§ Exercise task
Check each line of the material below, and copy it if it holds the string "Marca".

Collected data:
* BEGIN *

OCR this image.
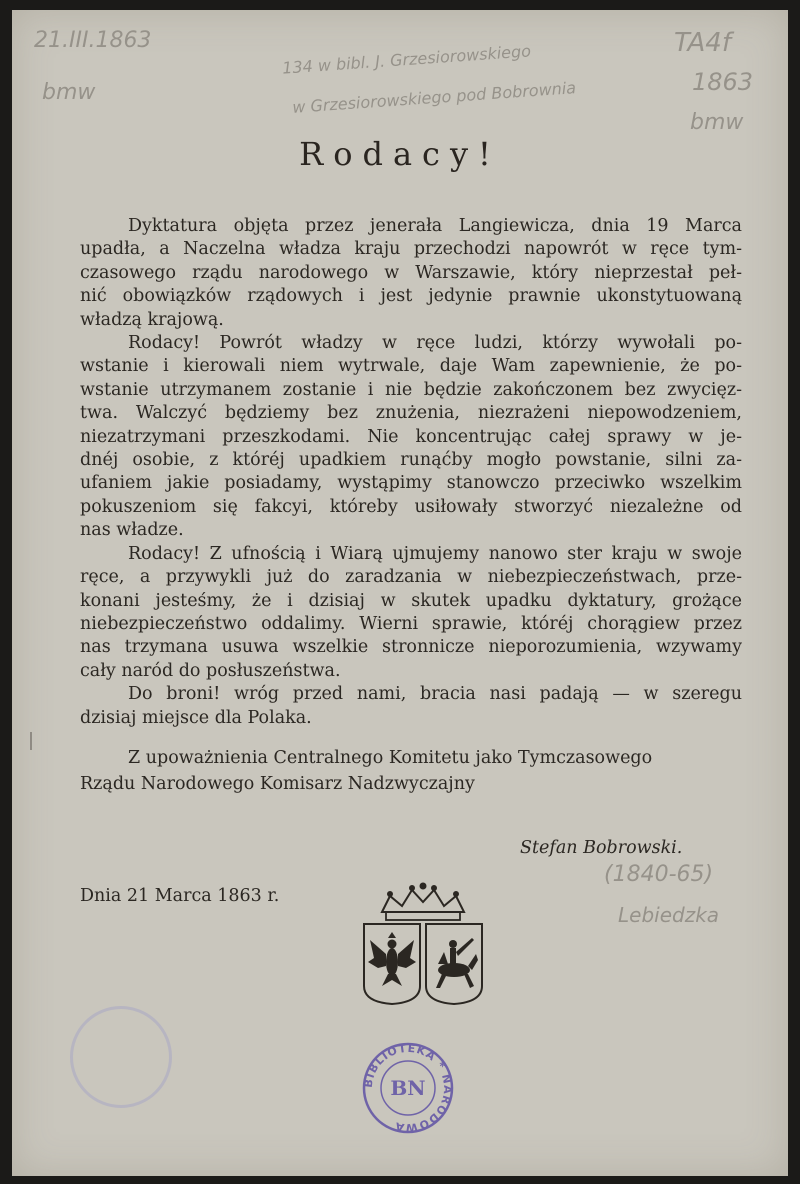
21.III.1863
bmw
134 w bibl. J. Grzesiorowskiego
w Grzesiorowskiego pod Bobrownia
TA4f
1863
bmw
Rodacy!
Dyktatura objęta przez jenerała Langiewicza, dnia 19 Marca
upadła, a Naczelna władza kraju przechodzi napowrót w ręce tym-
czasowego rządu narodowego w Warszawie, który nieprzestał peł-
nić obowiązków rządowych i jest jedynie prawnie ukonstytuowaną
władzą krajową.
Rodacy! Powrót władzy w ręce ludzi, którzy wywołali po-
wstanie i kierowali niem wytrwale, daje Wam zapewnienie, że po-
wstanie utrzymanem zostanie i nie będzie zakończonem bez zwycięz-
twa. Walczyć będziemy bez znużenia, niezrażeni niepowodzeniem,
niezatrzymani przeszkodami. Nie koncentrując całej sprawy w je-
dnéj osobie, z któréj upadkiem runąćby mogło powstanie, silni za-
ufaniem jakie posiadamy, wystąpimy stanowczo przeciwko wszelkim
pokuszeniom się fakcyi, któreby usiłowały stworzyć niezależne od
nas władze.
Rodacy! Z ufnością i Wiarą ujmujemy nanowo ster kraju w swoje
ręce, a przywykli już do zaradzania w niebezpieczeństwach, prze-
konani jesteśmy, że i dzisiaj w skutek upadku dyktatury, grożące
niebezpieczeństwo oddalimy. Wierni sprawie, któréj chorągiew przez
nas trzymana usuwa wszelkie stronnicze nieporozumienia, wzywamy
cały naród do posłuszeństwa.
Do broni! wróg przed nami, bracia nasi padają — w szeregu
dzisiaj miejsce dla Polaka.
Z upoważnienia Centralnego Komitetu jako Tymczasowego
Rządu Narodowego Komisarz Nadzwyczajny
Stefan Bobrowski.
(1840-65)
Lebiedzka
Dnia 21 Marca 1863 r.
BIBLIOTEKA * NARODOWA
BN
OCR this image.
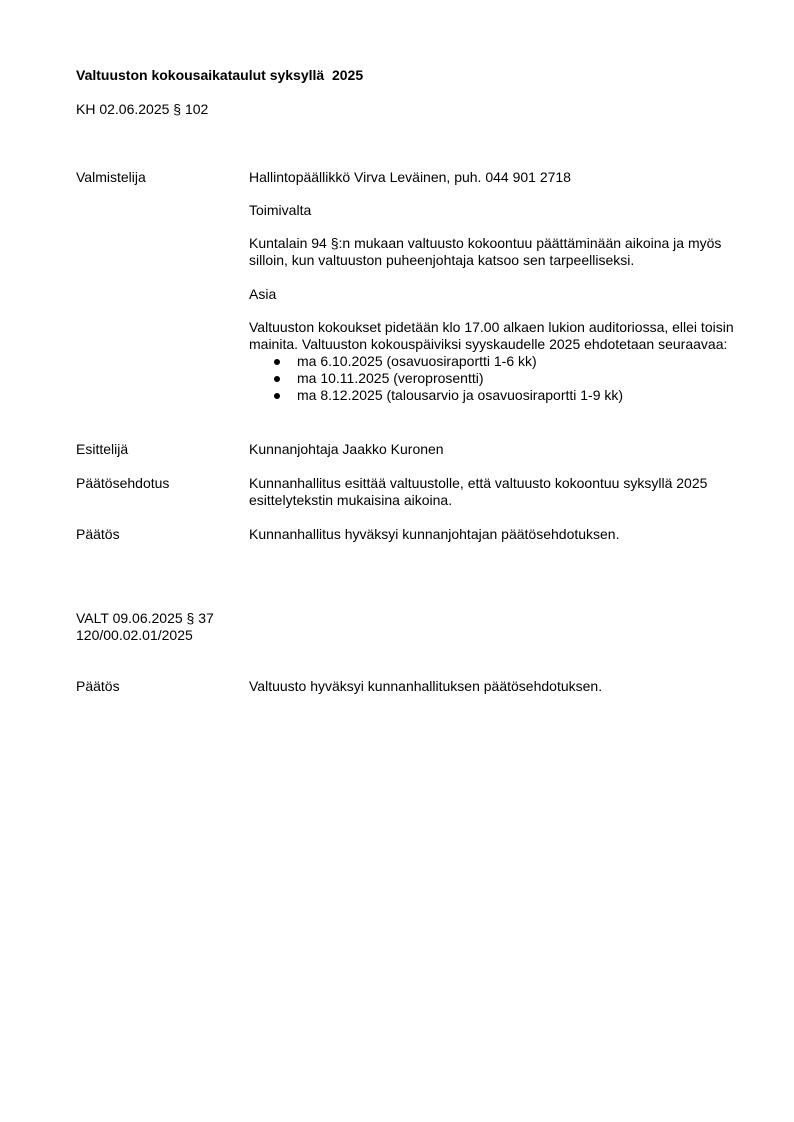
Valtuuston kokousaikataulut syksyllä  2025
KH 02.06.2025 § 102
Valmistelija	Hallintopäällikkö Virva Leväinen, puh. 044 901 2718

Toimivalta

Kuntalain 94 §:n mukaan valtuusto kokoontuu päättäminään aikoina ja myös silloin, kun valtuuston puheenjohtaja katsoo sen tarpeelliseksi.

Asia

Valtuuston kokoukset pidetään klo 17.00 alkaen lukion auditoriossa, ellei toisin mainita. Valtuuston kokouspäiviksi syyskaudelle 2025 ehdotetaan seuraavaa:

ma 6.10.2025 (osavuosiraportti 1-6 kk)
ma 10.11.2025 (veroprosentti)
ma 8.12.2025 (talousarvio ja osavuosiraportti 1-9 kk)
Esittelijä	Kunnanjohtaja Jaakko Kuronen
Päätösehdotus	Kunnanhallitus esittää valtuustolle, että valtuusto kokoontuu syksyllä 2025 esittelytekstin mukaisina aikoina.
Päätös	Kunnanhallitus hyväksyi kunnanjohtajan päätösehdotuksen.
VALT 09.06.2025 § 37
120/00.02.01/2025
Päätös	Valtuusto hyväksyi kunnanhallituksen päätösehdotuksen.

* END *
* BEGIN *

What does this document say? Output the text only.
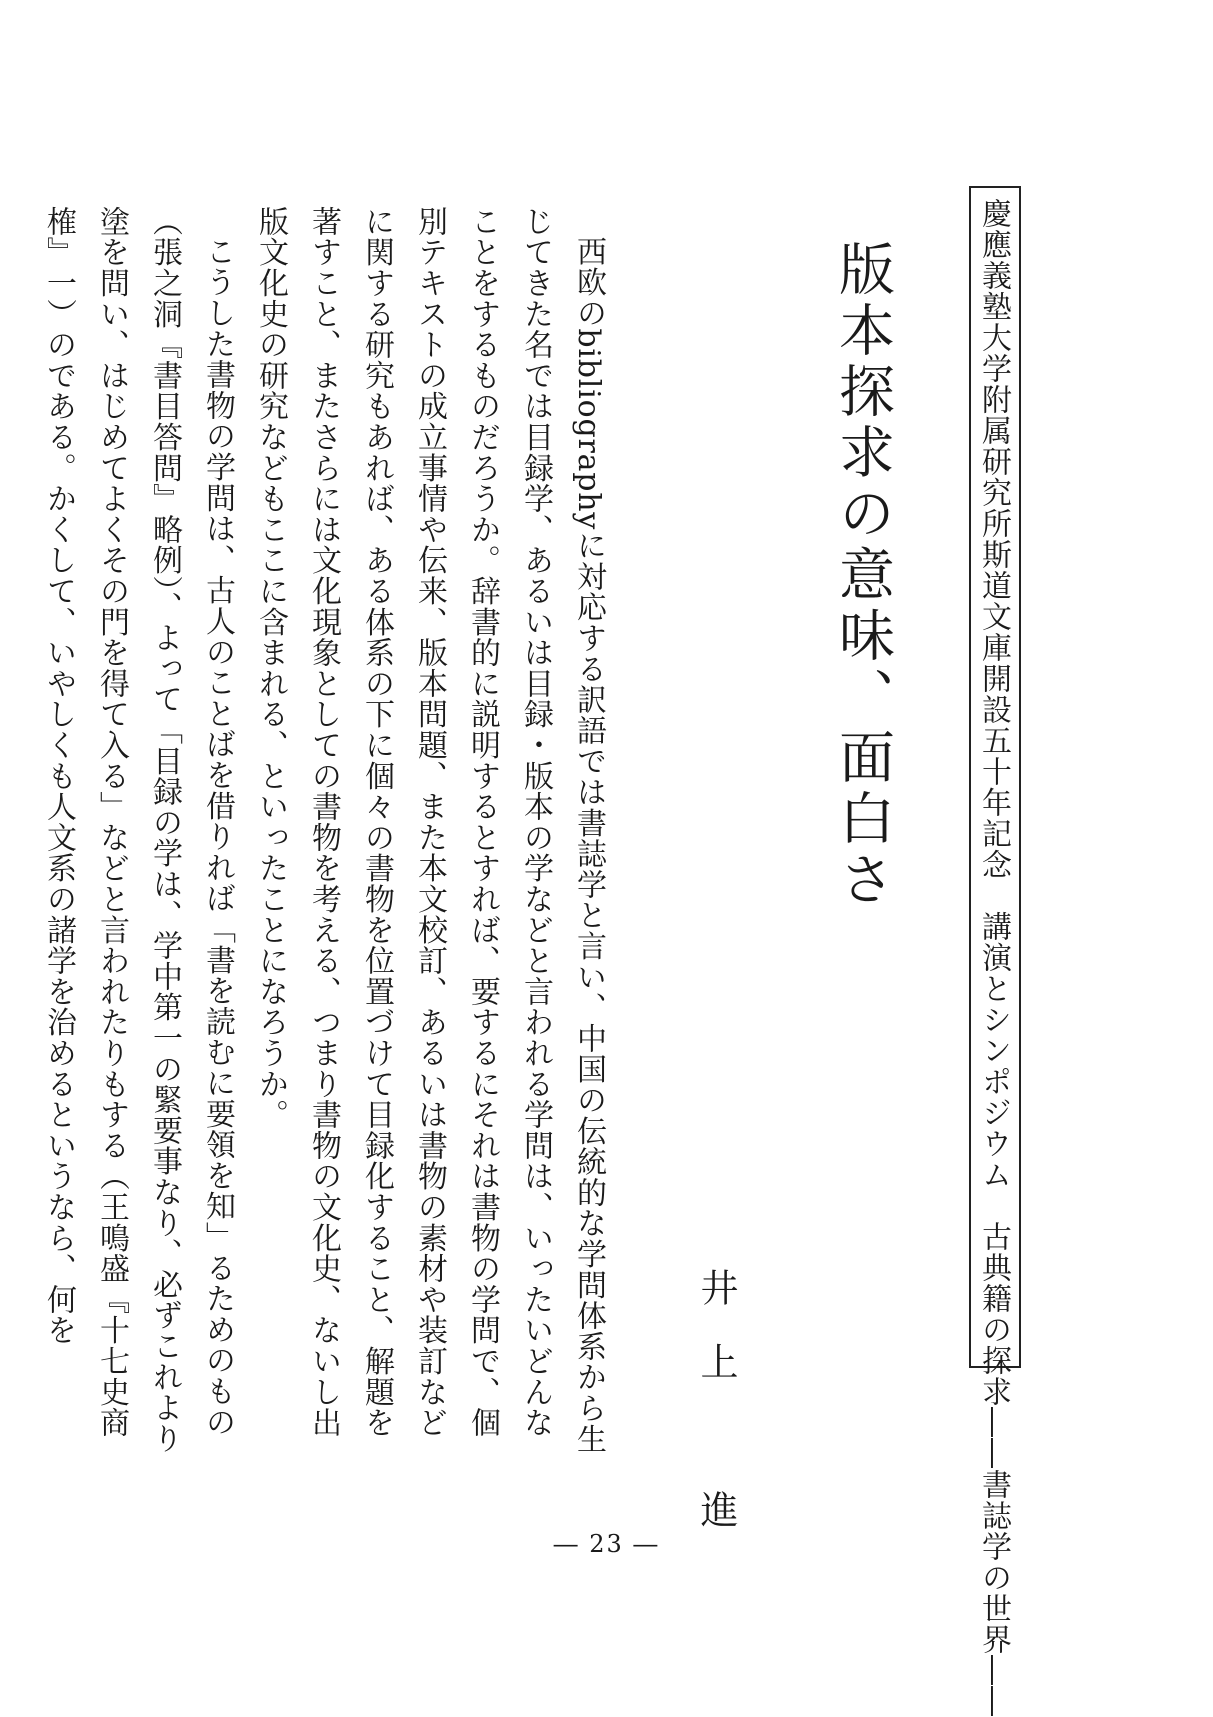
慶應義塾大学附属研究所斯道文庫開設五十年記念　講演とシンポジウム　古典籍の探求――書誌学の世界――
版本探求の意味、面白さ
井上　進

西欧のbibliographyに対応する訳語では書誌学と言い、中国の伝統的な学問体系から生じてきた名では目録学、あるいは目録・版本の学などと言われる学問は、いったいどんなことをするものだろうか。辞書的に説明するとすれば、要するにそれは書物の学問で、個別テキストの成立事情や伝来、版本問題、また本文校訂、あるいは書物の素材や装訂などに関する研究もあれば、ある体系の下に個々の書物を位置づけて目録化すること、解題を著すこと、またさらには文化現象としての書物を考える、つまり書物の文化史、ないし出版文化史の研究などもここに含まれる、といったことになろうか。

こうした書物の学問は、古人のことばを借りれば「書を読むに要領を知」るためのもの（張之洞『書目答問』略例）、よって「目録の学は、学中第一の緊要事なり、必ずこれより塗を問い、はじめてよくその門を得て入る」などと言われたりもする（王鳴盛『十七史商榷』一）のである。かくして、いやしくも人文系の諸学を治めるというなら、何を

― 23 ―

* END *

§ Correct result
Dyktatura objęta przez jenerała Langiewicza, dnia 19 Marca
Dnia 21 Marca 1863 r.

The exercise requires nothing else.